* **Given exercise**
The listing must be reproduced in full, exactly as it stands.
-- START OF Extracted entries --
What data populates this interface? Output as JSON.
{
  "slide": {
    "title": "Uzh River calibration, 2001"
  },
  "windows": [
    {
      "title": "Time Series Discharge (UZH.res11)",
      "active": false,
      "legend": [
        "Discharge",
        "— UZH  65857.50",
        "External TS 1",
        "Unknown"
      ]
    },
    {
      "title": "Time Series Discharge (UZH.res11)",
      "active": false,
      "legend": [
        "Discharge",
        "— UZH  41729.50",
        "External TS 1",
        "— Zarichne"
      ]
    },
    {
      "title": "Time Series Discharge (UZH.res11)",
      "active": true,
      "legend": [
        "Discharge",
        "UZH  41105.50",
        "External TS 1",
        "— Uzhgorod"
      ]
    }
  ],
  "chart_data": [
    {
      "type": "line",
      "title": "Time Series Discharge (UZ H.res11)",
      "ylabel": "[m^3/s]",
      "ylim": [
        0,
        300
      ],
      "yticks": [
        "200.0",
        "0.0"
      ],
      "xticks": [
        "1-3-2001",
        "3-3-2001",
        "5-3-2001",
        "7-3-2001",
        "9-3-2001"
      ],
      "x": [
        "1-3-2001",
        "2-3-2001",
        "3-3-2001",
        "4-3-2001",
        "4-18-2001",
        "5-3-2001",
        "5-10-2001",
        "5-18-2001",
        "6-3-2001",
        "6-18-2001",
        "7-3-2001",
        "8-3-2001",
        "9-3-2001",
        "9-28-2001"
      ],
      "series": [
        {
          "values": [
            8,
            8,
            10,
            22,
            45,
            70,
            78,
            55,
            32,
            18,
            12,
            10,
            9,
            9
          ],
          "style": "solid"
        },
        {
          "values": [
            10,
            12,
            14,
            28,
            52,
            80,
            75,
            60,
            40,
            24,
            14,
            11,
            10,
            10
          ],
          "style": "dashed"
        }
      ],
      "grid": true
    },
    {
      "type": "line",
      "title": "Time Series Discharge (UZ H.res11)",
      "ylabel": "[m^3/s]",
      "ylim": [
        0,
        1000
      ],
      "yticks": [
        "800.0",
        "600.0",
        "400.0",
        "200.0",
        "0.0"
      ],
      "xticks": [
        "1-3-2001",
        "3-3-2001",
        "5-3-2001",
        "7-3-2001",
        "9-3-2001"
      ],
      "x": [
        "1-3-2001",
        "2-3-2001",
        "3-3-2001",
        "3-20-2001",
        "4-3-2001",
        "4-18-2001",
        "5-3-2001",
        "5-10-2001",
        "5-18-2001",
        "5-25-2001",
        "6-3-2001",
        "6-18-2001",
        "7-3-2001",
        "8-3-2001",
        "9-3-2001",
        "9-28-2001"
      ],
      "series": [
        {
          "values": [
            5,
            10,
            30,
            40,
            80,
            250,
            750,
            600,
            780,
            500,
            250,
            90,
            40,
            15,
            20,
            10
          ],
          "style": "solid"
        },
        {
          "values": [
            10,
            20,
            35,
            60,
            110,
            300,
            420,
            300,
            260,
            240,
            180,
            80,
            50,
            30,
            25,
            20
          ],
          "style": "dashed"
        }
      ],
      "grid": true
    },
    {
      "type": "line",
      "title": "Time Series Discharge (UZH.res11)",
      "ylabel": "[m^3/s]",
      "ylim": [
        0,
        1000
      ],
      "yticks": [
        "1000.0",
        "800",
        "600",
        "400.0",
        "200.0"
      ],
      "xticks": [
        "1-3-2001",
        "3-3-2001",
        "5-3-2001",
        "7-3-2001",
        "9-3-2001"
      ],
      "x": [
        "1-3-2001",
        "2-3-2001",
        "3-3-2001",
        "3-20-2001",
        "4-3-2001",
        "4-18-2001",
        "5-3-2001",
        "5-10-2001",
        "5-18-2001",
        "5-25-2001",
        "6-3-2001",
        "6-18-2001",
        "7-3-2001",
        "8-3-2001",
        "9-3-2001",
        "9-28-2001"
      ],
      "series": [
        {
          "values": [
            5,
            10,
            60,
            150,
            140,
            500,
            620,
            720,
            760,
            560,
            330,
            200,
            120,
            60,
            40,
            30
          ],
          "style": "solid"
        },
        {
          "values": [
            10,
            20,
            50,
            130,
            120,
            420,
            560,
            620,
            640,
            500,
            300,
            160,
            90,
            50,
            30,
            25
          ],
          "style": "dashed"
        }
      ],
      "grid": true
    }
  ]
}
-- END OF Extracted entries --
* **Exercise output**
What data populates this interface? Output as JSON.
{
  "slide": {
    "title": "Uzh River calibration, 2001"
  },
  "windows": [
    {
      "title": "Time Series Discharge (UZH.res11)",
      "active": false,
      "legend": [
        "Discharge",
        "— UZH  65857.50",
        "External TS 1",
        "Unknown"
      ]
    },
    {
      "title": "Time Series Discharge (UZH.res11)",
      "active": false,
      "legend": [
        "Discharge",
        "— UZH  41729.50",
        "External TS 1",
        "— Zarichne"
      ]
    },
    {
      "title": "Time Series Discharge (UZH.res11)",
      "active": true,
      "legend": [
        "Discharge",
        "UZH  41105.50",
        "External TS 1",
        "— Uzhgorod"
      ]
    }
  ],
  "chart_data": [
    {
      "type": "line",
      "title": "Time Series Discharge (UZ H.res11)",
      "ylabel": "[m^3/s]",
      "ylim": [
        0,
        300
      ],
      "yticks": [
        "200.0",
        "0.0"
      ],
      "xticks": [
        "1-3-2001",
        "3-3-2001",
        "5-3-2001",
        "7-3-2001",
        "9-3-2001"
      ],
      "x": [
        "1-3-2001",
        "2-3-2001",
        "3-3-2001",
        "4-3-2001",
        "4-18-2001",
        "5-3-2001",
        "5-10-2001",
        "5-18-2001",
        "6-3-2001",
        "6-18-2001",
        "7-3-2001",
        "8-3-2001",
        "9-3-2001",
        "9-28-2001"
      ],
      "series": [
        {
          "values": [
            8,
            8,
            10,
            22,
            45,
            70,
            78,
            55,
            32,
            18,
            12,
            10,
            9,
            9
          ],
          "style": "solid"
        },
        {
          "values": [
            10,
            12,
            14,
            28,
            52,
            80,
            75,
            60,
            40,
            24,
            14,
            11,
            10,
            10
          ],
          "style": "dashed"
        }
      ],
      "grid": true
    },
    {
      "type": "line",
      "title": "Time Series Discharge (UZ H.res11)",
      "ylabel": "[m^3/s]",
      "ylim": [
        0,
        1000
      ],
      "yticks": [
        "800.0",
        "600.0",
        "400.0",
        "200.0",
        "0.0"
      ],
      "xticks": [
        "1-3-2001",
        "3-3-2001",
        "5-3-2001",
        "7-3-2001",
        "9-3-2001"
      ],
      "x": [
        "1-3-2001",
        "2-3-2001",
        "3-3-2001",
        "3-20-2001",
        "4-3-2001",
        "4-18-2001",
        "5-3-2001",
        "5-10-2001",
        "5-18-2001",
        "5-25-2001",
        "6-3-2001",
        "6-18-2001",
        "7-3-2001",
        "8-3-2001",
        "9-3-2001",
        "9-28-2001"
      ],
      "series": [
        {
          "values": [
            5,
            10,
            30,
            40,
            80,
            250,
            750,
            600,
            780,
            500,
            250,
            90,
            40,
            15,
            20,
            10
          ],
          "style": "solid"
        },
        {
          "values": [
            10,
            20,
            35,
            60,
            110,
            300,
            420,
            300,
            260,
            240,
            180,
            80,
            50,
            30,
            25,
            20
          ],
          "style": "dashed"
        }
      ],
      "grid": true
    },
    {
      "type": "line",
      "title": "Time Series Discharge (UZH.res11)",
      "ylabel": "[m^3/s]",
      "ylim": [
        0,
        1000
      ],
      "yticks": [
        "1000.0",
        "800",
        "600",
        "400.0",
        "200.0"
      ],
      "xticks": [
        "1-3-2001",
        "3-3-2001",
        "5-3-2001",
        "7-3-2001",
        "9-3-2001"
      ],
      "x": [
        "1-3-2001",
        "2-3-2001",
        "3-3-2001",
        "3-20-2001",
        "4-3-2001",
        "4-18-2001",
        "5-3-2001",
        "5-10-2001",
        "5-18-2001",
        "5-25-2001",
        "6-3-2001",
        "6-18-2001",
        "7-3-2001",
        "8-3-2001",
        "9-3-2001",
        "9-28-2001"
      ],
      "series": [
        {
          "values": [
            5,
            10,
            60,
            150,
            140,
            500,
            620,
            720,
            760,
            560,
            330,
            200,
            120,
            60,
            40,
            30
          ],
          "style": "solid"
        },
        {
          "values": [
            10,
            20,
            50,
            130,
            120,
            420,
            560,
            620,
            640,
            500,
            300,
            160,
            90,
            50,
            30,
            25
          ],
          "style": "dashed"
        }
      ],
      "grid": true
    }
  ]
}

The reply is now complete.